-- BEGIN Data entries --
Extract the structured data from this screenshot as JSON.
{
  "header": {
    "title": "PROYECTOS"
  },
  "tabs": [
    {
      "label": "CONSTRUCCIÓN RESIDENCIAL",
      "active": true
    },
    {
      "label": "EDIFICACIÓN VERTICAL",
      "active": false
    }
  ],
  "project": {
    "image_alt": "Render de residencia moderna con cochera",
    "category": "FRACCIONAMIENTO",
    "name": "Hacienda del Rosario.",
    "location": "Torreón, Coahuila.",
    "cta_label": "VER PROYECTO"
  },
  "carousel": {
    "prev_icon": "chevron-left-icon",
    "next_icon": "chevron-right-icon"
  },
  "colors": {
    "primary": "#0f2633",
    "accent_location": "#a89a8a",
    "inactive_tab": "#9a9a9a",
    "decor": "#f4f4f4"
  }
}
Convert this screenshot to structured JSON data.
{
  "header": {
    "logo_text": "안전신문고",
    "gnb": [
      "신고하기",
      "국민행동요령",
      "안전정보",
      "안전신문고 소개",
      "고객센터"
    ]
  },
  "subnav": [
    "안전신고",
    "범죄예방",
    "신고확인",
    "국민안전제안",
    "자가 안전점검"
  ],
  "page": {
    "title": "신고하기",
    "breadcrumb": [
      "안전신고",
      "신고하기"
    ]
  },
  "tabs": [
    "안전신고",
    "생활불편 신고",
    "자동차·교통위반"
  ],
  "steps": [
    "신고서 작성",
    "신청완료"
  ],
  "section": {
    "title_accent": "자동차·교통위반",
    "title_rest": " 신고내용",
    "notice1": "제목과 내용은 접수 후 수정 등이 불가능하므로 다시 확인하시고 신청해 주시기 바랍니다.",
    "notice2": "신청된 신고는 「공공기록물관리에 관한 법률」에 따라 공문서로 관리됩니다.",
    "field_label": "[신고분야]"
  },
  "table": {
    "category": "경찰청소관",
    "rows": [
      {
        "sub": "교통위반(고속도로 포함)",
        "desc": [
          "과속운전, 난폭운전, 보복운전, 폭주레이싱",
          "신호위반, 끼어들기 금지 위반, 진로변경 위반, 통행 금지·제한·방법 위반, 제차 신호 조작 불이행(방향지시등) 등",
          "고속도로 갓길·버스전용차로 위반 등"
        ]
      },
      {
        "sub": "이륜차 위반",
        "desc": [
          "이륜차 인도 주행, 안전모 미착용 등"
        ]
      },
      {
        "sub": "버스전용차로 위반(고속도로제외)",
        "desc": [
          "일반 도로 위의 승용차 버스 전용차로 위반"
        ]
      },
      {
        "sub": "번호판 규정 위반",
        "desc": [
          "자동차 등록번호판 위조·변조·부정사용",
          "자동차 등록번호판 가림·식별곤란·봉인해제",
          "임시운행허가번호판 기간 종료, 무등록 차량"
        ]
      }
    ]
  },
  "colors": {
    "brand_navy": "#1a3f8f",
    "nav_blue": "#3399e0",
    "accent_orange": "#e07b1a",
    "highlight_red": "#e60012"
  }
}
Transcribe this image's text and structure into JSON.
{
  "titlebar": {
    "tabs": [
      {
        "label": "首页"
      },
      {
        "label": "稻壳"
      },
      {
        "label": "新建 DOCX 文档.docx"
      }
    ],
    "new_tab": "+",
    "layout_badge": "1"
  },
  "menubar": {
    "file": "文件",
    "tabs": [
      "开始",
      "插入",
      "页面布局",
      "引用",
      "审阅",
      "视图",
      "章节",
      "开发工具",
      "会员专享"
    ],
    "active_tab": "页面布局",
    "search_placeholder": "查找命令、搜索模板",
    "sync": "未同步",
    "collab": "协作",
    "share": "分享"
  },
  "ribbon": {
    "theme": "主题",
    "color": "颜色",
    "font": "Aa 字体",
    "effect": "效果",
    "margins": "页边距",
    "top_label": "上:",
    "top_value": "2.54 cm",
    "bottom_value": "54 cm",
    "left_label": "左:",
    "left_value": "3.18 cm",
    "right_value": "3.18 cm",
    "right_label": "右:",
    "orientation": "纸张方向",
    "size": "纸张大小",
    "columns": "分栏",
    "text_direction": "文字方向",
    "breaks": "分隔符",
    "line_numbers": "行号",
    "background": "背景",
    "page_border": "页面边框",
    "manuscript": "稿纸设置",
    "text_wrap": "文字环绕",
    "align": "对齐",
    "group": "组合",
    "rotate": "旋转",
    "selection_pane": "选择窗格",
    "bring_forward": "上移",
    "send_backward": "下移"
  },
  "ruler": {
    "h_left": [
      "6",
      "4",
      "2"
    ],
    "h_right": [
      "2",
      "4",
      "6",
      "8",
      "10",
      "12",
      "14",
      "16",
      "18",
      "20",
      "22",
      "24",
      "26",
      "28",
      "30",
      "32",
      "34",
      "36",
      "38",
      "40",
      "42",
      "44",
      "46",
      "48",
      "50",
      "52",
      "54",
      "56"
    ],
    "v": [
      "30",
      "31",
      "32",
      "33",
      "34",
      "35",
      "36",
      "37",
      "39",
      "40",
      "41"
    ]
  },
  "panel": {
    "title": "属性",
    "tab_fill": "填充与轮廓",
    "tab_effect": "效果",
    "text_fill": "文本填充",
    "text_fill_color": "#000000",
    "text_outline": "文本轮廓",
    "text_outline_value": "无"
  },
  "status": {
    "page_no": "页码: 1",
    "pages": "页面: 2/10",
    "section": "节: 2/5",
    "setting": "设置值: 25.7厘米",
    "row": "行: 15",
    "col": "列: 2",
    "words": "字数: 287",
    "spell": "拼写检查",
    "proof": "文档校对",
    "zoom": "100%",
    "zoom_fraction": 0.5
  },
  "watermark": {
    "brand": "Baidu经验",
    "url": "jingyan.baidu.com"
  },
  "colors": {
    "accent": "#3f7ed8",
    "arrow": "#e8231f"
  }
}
-- END Data entries --
_Your task_
Output the data above exactly, please, line for line.

_Result for this exercise_
Extract the structured data from this screenshot as JSON.
{
  "header": {
    "title": "PROYECTOS"
  },
  "tabs": [
    {
      "label": "CONSTRUCCIÓN RESIDENCIAL",
      "active": true
    },
    {
      "label": "EDIFICACIÓN VERTICAL",
      "active": false
    }
  ],
  "project": {
    "image_alt": "Render de residencia moderna con cochera",
    "category": "FRACCIONAMIENTO",
    "name": "Hacienda del Rosario.",
    "location": "Torreón, Coahuila.",
    "cta_label": "VER PROYECTO"
  },
  "carousel": {
    "prev_icon": "chevron-left-icon",
    "next_icon": "chevron-right-icon"
  },
  "colors": {
    "primary": "#0f2633",
    "accent_location": "#a89a8a",
    "inactive_tab": "#9a9a9a",
    "decor": "#f4f4f4"
  }
}
Convert this screenshot to structured JSON data.
{
  "header": {
    "logo_text": "안전신문고",
    "gnb": [
      "신고하기",
      "국민행동요령",
      "안전정보",
      "안전신문고 소개",
      "고객센터"
    ]
  },
  "subnav": [
    "안전신고",
    "범죄예방",
    "신고확인",
    "국민안전제안",
    "자가 안전점검"
  ],
  "page": {
    "title": "신고하기",
    "breadcrumb": [
      "안전신고",
      "신고하기"
    ]
  },
  "tabs": [
    "안전신고",
    "생활불편 신고",
    "자동차·교통위반"
  ],
  "steps": [
    "신고서 작성",
    "신청완료"
  ],
  "section": {
    "title_accent": "자동차·교통위반",
    "title_rest": " 신고내용",
    "notice1": "제목과 내용은 접수 후 수정 등이 불가능하므로 다시 확인하시고 신청해 주시기 바랍니다.",
    "notice2": "신청된 신고는 「공공기록물관리에 관한 법률」에 따라 공문서로 관리됩니다.",
    "field_label": "[신고분야]"
  },
  "table": {
    "category": "경찰청소관",
    "rows": [
      {
        "sub": "교통위반(고속도로 포함)",
        "desc": [
          "과속운전, 난폭운전, 보복운전, 폭주레이싱",
          "신호위반, 끼어들기 금지 위반, 진로변경 위반, 통행 금지·제한·방법 위반, 제차 신호 조작 불이행(방향지시등) 등",
          "고속도로 갓길·버스전용차로 위반 등"
        ]
      },
      {
        "sub": "이륜차 위반",
        "desc": [
          "이륜차 인도 주행, 안전모 미착용 등"
        ]
      },
      {
        "sub": "버스전용차로 위반(고속도로제외)",
        "desc": [
          "일반 도로 위의 승용차 버스 전용차로 위반"
        ]
      },
      {
        "sub": "번호판 규정 위반",
        "desc": [
          "자동차 등록번호판 위조·변조·부정사용",
          "자동차 등록번호판 가림·식별곤란·봉인해제",
          "임시운행허가번호판 기간 종료, 무등록 차량"
        ]
      }
    ]
  },
  "colors": {
    "brand_navy": "#1a3f8f",
    "nav_blue": "#3399e0",
    "accent_orange": "#e07b1a",
    "highlight_red": "#e60012"
  }
}
Transcribe this image's text and structure into JSON.
{
  "titlebar": {
    "tabs": [
      {
        "label": "首页"
      },
      {
        "label": "稻壳"
      },
      {
        "label": "新建 DOCX 文档.docx"
      }
    ],
    "new_tab": "+",
    "layout_badge": "1"
  },
  "menubar": {
    "file": "文件",
    "tabs": [
      "开始",
      "插入",
      "页面布局",
      "引用",
      "审阅",
      "视图",
      "章节",
      "开发工具",
      "会员专享"
    ],
    "active_tab": "页面布局",
    "search_placeholder": "查找命令、搜索模板",
    "sync": "未同步",
    "collab": "协作",
    "share": "分享"
  },
  "ribbon": {
    "theme": "主题",
    "color": "颜色",
    "font": "Aa 字体",
    "effect": "效果",
    "margins": "页边距",
    "top_label": "上:",
    "top_value": "2.54 cm",
    "bottom_value": "54 cm",
    "left_label": "左:",
    "left_value": "3.18 cm",
    "right_value": "3.18 cm",
    "right_label": "右:",
    "orientation": "纸张方向",
    "size": "纸张大小",
    "columns": "分栏",
    "text_direction": "文字方向",
    "breaks": "分隔符",
    "line_numbers": "行号",
    "background": "背景",
    "page_border": "页面边框",
    "manuscript": "稿纸设置",
    "text_wrap": "文字环绕",
    "align": "对齐",
    "group": "组合",
    "rotate": "旋转",
    "selection_pane": "选择窗格",
    "bring_forward": "上移",
    "send_backward": "下移"
  },
  "ruler": {
    "h_left": [
      "6",
      "4",
      "2"
    ],
    "h_right": [
      "2",
      "4",
      "6",
      "8",
      "10",
      "12",
      "14",
      "16",
      "18",
      "20",
      "22",
      "24",
      "26",
      "28",
      "30",
      "32",
      "34",
      "36",
      "38",
      "40",
      "42",
      "44",
      "46",
      "48",
      "50",
      "52",
      "54",
      "56"
    ],
    "v": [
      "30",
      "31",
      "32",
      "33",
      "34",
      "35",
      "36",
      "37",
      "39",
      "40",
      "41"
    ]
  },
  "panel": {
    "title": "属性",
    "tab_fill": "填充与轮廓",
    "tab_effect": "效果",
    "text_fill": "文本填充",
    "text_fill_color": "#000000",
    "text_outline": "文本轮廓",
    "text_outline_value": "无"
  },
  "status": {
    "page_no": "页码: 1",
    "pages": "页面: 2/10",
    "section": "节: 2/5",
    "setting": "设置值: 25.7厘米",
    "row": "行: 15",
    "col": "列: 2",
    "words": "字数: 287",
    "spell": "拼写检查",
    "proof": "文档校对",
    "zoom": "100%",
    "zoom_fraction": 0.5
  },
  "watermark": {
    "brand": "Baidu经验",
    "url": "jingyan.baidu.com"
  },
  "colors": {
    "accent": "#3f7ed8",
    "arrow": "#e8231f"
  }
}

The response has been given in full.